» **Passage given**:
Re: Bug 153551: Kernel panic on Nexus 5X USB unplug while tethering

[Date Prev][Date Next][Thread Prev][Thread Next][Date Index][Thread Index]

 




On 08/23/2016 06:36 AM, Mathias Nyman wrote:
On 23.08.2016 14:26, Mathias Nyman wrote:
On 23.08.2016 13:54, Mathias Nyman wrote:
On 23.08.2016 02:21, Jose Marino wrote:
I'm using my phone (Nexus 5X running Android) to tether a USB
connection to my laptop (XPS 15 9550). I plug the phone through the
USB-C connection and in the phone I  select USB tethering. Initially
things look normal: a usb0 network interface appears in the laptop
and it tries to get an IP with dhcp. However, I observe two
different behaviors depending on whether it's a fresh boot, or I
have suspend/resumed the laptop. In a fresh boot everything works
fine, I get an IP and the connection works as expected. If I unplug
the phone, everything also works as expected.

However, after a suspend/resume cycle, I plug the phone in but the
laptop never connects to it. The usb0 interface still appears, but
the dhcp daemon is unable to get any response and finally times out.
The fun part happens when I unplug the phone. I consistently get a
kernel panic.

...
Anyways, I'll look at that panic in more detail as well


<6>[  178.693631] xhci_hcd 0000:3e:00.0: USB bus 4 deregistered
<6>[  178.693642] xhci_hcd 0000:3e:00.0: remove, state 1
<6>[  178.693648] usb usb3: USB disconnect, device number 1
<4>[  183.634994] xhci_hcd 0000:3e:00.0: xHCI host not responding to
stop endpoint command.
<4>[  183.635001] xhci_hcd 0000:3e:00.0: Assuming host is dying,
halting host.
<4>[  183.635019] xhci_hcd 0000:3e:00.0: Host not halted after 16000
microseconds.
<4>[  183.635022] xhci_hcd 0000:3e:00.0: Non-responsive xHCI host is
not halting.
<4>[  183.635025] xhci_hcd 0000:3e:00.0: Completing active URBs anyway.
<1>[  183.635116] BUG: unable to handle kernel NULL pointer
dereference at           (null)
<1>[  183.635402] IP: [<ffffffffa006d196>] usb_hc_died+0x16/0xc0
[usbcore]


Looks like the 5 second command timeout timer for stop endpoint
commands causes this.

» **Listing**:
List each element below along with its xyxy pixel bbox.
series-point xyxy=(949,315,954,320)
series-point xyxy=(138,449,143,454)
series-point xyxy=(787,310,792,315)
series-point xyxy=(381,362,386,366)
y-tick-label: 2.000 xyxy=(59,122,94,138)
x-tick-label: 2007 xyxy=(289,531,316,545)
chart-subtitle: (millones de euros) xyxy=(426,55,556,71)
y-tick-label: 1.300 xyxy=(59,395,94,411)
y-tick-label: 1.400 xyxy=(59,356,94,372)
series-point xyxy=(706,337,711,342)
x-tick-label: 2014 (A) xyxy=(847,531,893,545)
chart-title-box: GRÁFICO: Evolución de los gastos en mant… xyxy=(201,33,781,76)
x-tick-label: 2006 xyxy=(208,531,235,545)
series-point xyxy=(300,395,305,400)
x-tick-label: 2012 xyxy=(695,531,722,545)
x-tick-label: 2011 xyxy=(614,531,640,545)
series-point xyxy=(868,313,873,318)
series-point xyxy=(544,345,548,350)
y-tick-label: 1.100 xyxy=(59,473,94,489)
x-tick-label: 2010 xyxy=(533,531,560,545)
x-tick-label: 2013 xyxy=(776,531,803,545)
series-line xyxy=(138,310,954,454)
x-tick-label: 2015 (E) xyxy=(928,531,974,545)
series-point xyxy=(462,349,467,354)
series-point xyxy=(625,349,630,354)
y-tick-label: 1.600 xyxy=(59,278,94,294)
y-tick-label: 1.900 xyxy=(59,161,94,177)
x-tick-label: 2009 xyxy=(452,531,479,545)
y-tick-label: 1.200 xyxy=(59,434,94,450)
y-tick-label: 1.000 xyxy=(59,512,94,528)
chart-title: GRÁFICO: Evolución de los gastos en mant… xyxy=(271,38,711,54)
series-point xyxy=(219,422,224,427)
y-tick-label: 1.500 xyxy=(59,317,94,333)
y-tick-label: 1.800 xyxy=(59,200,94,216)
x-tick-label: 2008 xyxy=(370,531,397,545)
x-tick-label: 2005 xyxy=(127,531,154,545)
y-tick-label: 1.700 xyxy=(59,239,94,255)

» **Challenges**:
1 – Answer these about the kernel panic thread:
(a) Which laptop model is the phone tethered to?
(b) After a fresh boot, what happens when the phone is unplugged?
(c) According to the closing line, what appears to cause the panic?
2 – Repeat the kernel panic thread from "However, after a" up to and including "finally times out.".

» **Answers to the exercises**:
1 –
(a) An XPS 15 9550.
(b) Everything works as expected.
(c) The 5 second command timeout timer for stop endpoint commands.

2 –
However, after a suspend/resume cycle, I plug the phone in but the
laptop never connects to it. The usb0 interface still appears, but
the dhcp daemon is unable to get any response and finally times out.